-- start of Dataset entries --

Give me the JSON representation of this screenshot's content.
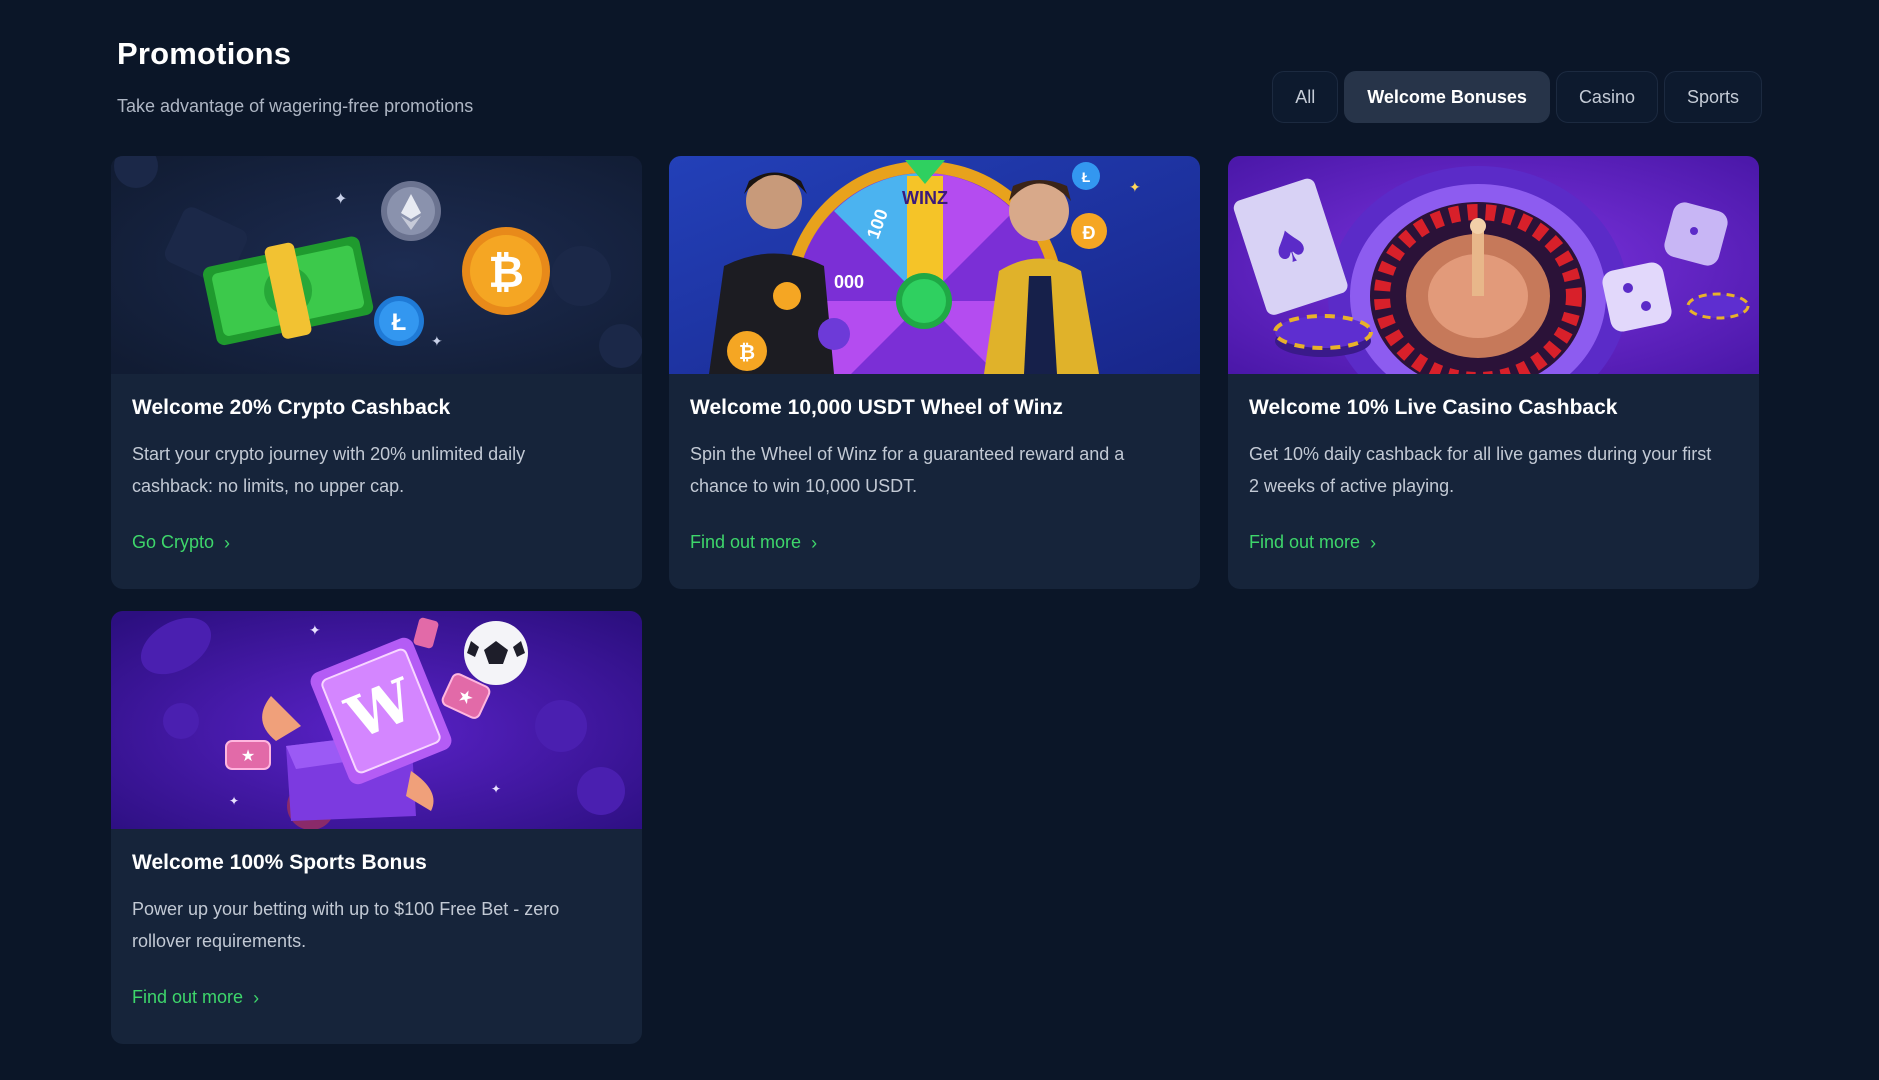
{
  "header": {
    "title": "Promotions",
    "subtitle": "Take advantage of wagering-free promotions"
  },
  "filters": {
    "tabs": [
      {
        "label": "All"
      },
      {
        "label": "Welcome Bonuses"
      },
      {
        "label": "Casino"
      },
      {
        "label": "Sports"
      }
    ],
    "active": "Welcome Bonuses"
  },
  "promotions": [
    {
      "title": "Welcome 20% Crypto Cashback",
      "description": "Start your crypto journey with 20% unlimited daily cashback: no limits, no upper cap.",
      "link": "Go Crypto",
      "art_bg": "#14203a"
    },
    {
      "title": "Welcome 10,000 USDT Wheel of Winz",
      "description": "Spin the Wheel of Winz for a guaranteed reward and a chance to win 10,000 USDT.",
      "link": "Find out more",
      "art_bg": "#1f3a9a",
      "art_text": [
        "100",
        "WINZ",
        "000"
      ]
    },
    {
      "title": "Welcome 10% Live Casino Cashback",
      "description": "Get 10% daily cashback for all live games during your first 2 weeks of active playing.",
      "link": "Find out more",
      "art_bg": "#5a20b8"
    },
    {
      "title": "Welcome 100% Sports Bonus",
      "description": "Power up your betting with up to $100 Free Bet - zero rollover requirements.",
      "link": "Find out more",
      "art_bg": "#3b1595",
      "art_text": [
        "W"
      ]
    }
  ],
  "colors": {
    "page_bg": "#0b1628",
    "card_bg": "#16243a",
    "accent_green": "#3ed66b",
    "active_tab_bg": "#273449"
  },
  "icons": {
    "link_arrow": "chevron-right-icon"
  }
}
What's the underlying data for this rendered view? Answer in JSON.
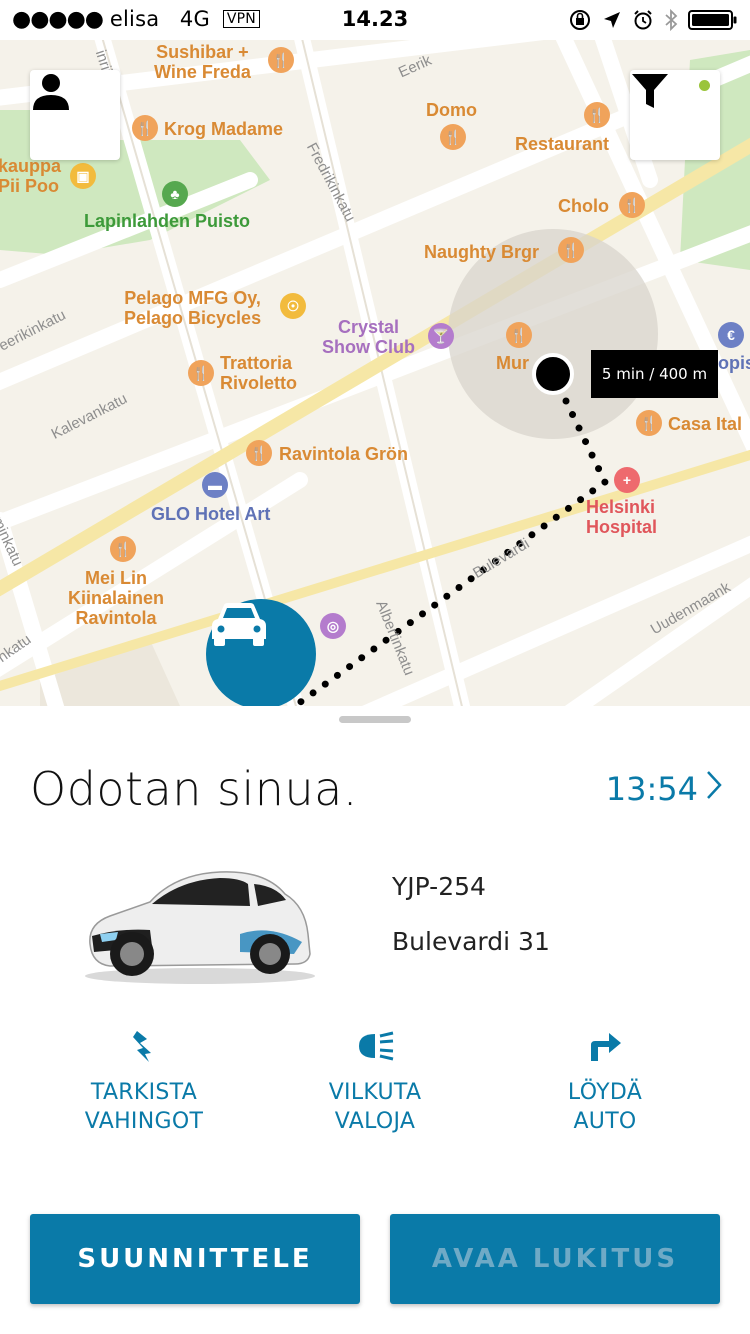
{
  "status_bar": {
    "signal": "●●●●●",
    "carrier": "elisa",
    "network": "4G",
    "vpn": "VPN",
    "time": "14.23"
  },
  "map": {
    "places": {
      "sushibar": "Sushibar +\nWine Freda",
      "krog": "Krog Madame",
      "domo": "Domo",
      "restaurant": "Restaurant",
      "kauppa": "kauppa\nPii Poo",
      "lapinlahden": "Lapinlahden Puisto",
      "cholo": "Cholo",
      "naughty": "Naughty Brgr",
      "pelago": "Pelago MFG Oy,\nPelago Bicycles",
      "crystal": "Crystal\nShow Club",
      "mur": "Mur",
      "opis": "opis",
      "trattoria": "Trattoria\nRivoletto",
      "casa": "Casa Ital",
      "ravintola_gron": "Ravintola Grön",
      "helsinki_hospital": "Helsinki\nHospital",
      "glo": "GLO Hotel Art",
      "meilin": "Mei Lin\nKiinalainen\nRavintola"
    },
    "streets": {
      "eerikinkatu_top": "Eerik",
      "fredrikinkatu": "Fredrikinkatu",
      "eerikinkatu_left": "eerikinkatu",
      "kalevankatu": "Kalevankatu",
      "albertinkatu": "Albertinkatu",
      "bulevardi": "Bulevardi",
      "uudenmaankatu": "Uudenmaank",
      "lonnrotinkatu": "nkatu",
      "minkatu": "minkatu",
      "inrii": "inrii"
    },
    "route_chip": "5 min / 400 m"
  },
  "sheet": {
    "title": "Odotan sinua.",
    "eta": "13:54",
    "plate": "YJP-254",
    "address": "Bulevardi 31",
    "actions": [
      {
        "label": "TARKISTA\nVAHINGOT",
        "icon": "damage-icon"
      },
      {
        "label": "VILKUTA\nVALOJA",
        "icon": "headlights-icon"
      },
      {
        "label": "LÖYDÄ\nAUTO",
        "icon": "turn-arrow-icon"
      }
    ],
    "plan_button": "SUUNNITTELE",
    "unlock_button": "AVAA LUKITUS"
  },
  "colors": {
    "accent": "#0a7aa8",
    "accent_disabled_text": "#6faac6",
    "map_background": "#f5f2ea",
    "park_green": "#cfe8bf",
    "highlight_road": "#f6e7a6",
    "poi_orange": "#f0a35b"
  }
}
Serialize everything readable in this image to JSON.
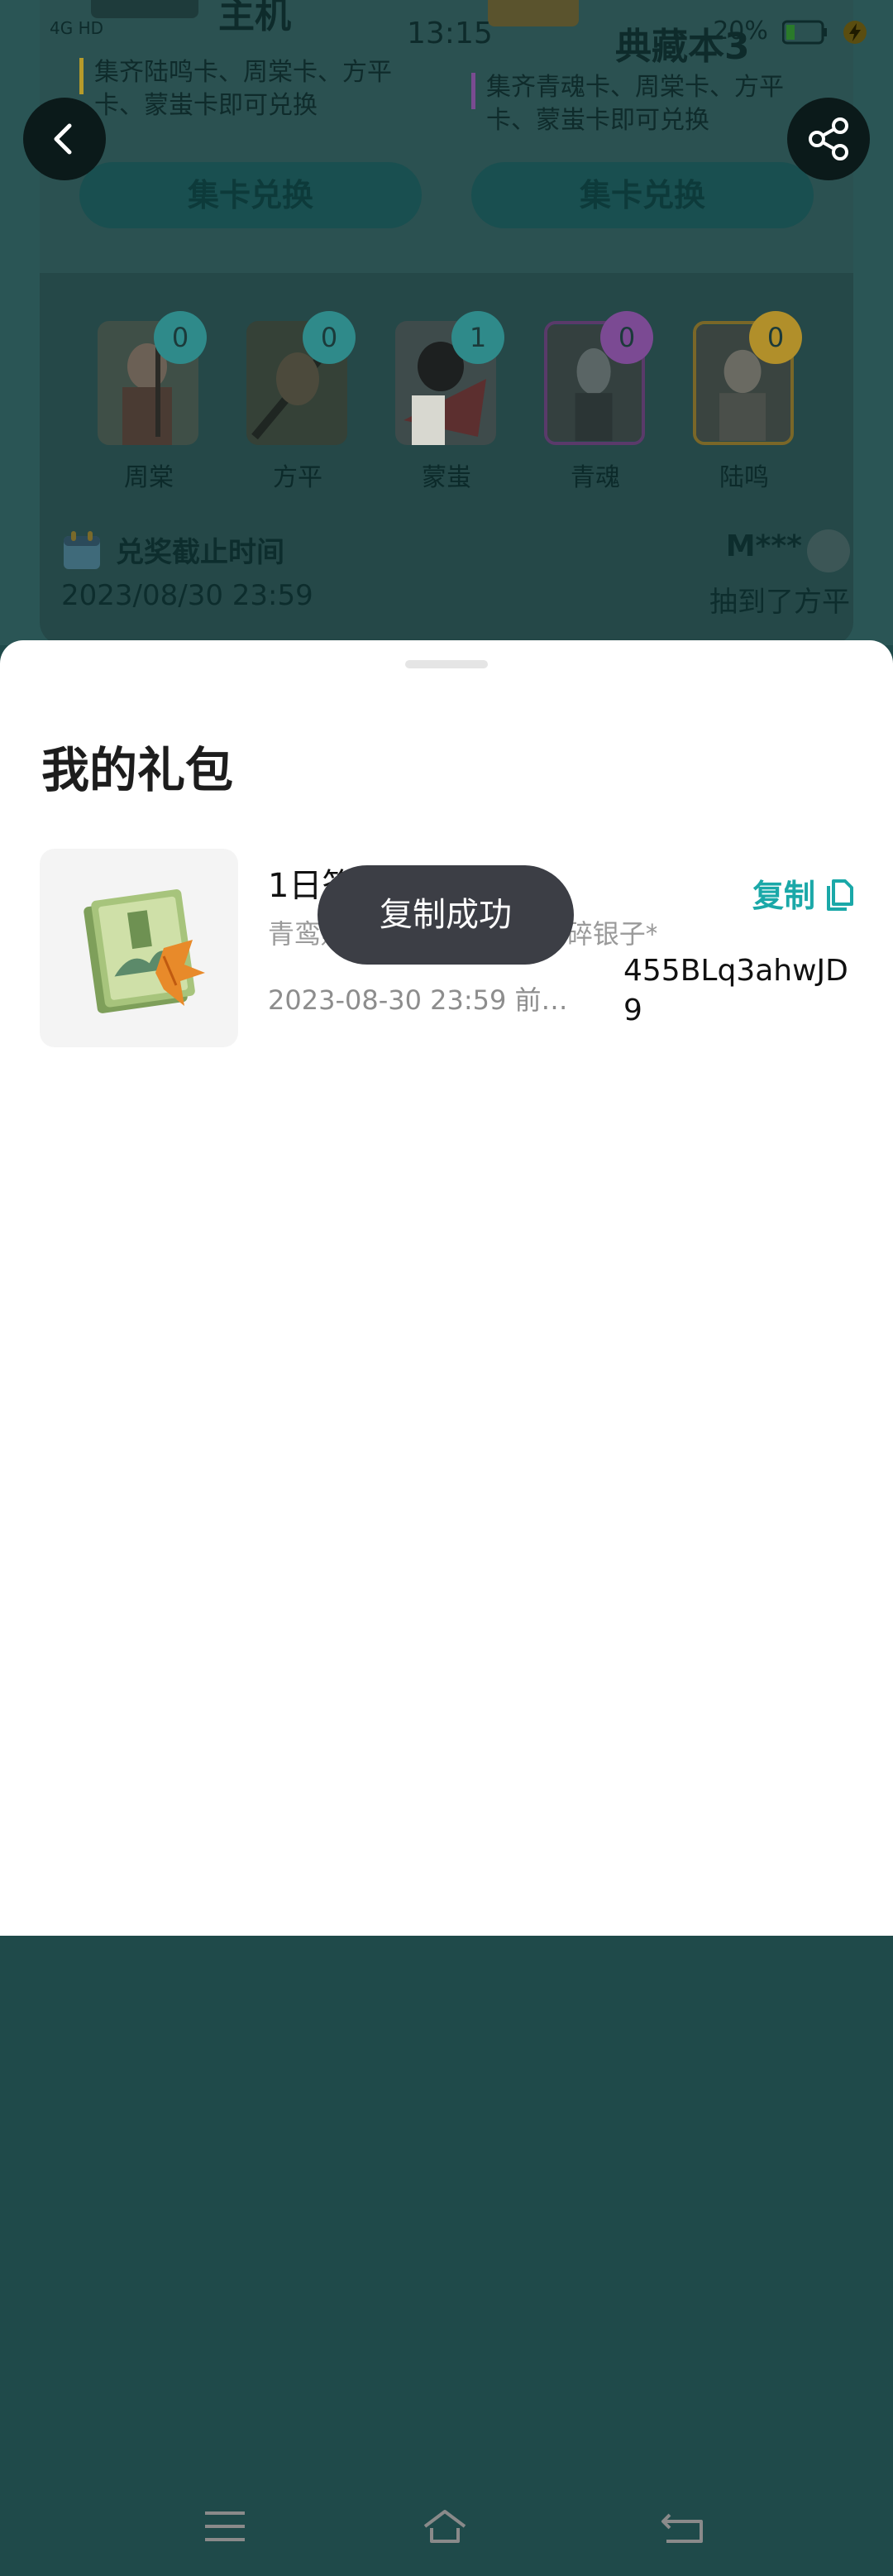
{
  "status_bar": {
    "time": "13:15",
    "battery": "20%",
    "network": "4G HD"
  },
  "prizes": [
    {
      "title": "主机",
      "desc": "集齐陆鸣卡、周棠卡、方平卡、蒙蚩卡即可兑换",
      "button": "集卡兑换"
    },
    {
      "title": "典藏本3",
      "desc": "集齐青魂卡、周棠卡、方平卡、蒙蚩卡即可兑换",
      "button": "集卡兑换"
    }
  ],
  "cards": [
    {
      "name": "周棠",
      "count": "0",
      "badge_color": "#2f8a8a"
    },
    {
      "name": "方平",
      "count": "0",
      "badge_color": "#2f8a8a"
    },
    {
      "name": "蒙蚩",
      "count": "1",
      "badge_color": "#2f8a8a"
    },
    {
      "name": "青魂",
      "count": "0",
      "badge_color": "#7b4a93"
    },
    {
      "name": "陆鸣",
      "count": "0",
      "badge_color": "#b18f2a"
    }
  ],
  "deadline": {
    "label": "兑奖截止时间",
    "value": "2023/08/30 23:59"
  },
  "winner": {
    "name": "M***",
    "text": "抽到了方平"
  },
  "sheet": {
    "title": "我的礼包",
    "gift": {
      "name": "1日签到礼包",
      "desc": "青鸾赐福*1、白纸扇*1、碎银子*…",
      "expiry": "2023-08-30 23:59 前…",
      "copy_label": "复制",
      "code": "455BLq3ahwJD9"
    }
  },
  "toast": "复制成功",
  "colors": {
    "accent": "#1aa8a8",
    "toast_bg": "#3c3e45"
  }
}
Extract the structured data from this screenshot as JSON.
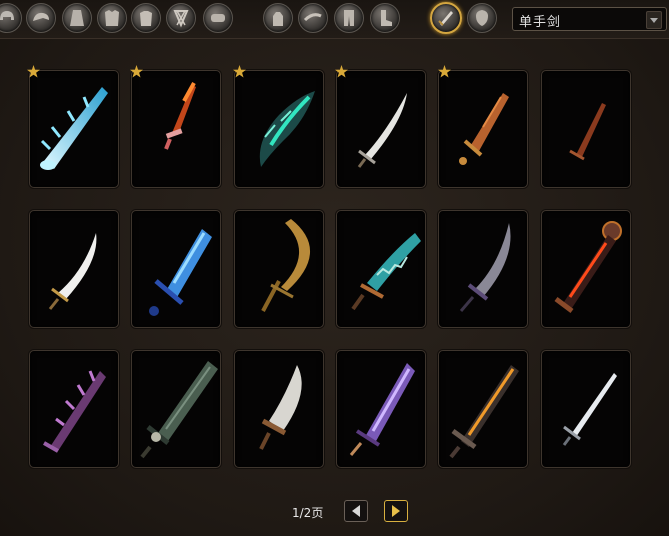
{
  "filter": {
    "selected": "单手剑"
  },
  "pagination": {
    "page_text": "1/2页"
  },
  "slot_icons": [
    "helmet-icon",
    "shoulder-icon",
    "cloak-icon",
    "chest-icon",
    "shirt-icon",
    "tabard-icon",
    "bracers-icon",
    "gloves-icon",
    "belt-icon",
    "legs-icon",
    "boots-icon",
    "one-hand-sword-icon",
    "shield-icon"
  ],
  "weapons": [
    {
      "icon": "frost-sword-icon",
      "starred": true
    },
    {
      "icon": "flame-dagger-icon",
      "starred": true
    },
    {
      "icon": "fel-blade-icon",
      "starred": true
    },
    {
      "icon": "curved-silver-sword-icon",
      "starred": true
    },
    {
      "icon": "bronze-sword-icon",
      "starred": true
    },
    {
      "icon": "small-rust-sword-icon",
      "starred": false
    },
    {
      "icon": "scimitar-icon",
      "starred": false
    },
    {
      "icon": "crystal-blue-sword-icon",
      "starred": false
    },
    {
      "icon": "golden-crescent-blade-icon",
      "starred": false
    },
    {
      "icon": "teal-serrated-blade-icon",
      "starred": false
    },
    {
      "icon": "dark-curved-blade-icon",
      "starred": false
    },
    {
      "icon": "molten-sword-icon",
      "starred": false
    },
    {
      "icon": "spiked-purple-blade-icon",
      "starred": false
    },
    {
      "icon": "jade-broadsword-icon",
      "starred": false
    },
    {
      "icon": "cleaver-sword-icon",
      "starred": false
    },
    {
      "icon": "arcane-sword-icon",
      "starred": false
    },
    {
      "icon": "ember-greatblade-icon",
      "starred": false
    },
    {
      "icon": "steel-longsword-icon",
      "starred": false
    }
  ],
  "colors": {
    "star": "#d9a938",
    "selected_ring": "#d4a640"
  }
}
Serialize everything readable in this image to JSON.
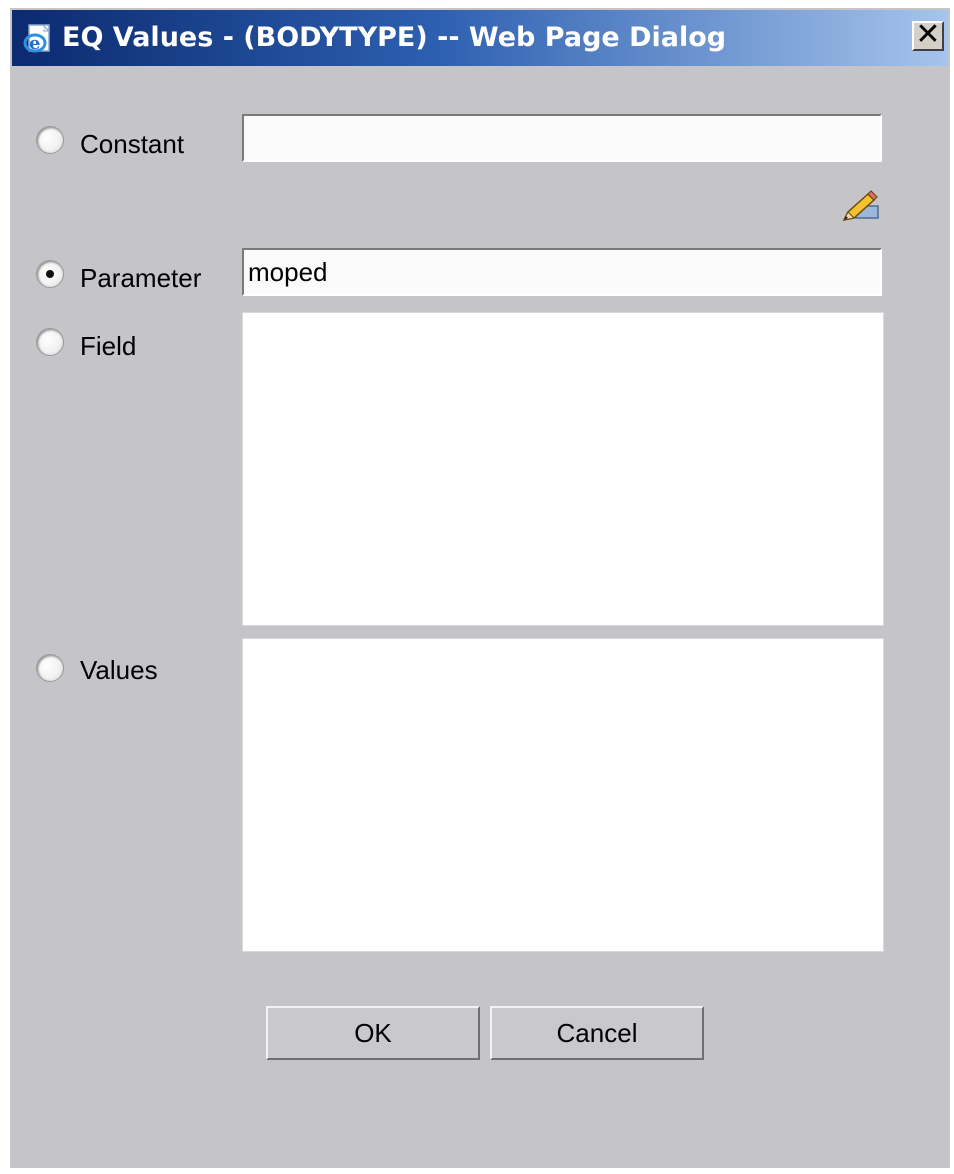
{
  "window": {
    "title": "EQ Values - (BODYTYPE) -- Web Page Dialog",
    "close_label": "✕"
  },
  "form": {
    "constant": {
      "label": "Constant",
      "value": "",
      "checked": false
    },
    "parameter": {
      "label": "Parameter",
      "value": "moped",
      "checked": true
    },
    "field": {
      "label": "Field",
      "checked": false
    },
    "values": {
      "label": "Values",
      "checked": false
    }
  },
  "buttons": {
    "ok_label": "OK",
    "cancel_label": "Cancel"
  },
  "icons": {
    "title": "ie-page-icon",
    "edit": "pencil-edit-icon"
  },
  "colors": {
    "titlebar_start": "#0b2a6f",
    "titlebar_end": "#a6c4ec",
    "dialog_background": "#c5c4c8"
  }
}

-- end of Dataset entries --

■ The task ■
For this exercise, gather every line of the data that contains the word "蒙蚩卡即可兑换".

■ Task answer ■
      "desc": "集齐陆鸣卡、周棠卡、方平卡、蒙蚩卡即可兑换",
      "desc": "集齐青魂卡、周棠卡、方平卡、蒙蚩卡即可兑换",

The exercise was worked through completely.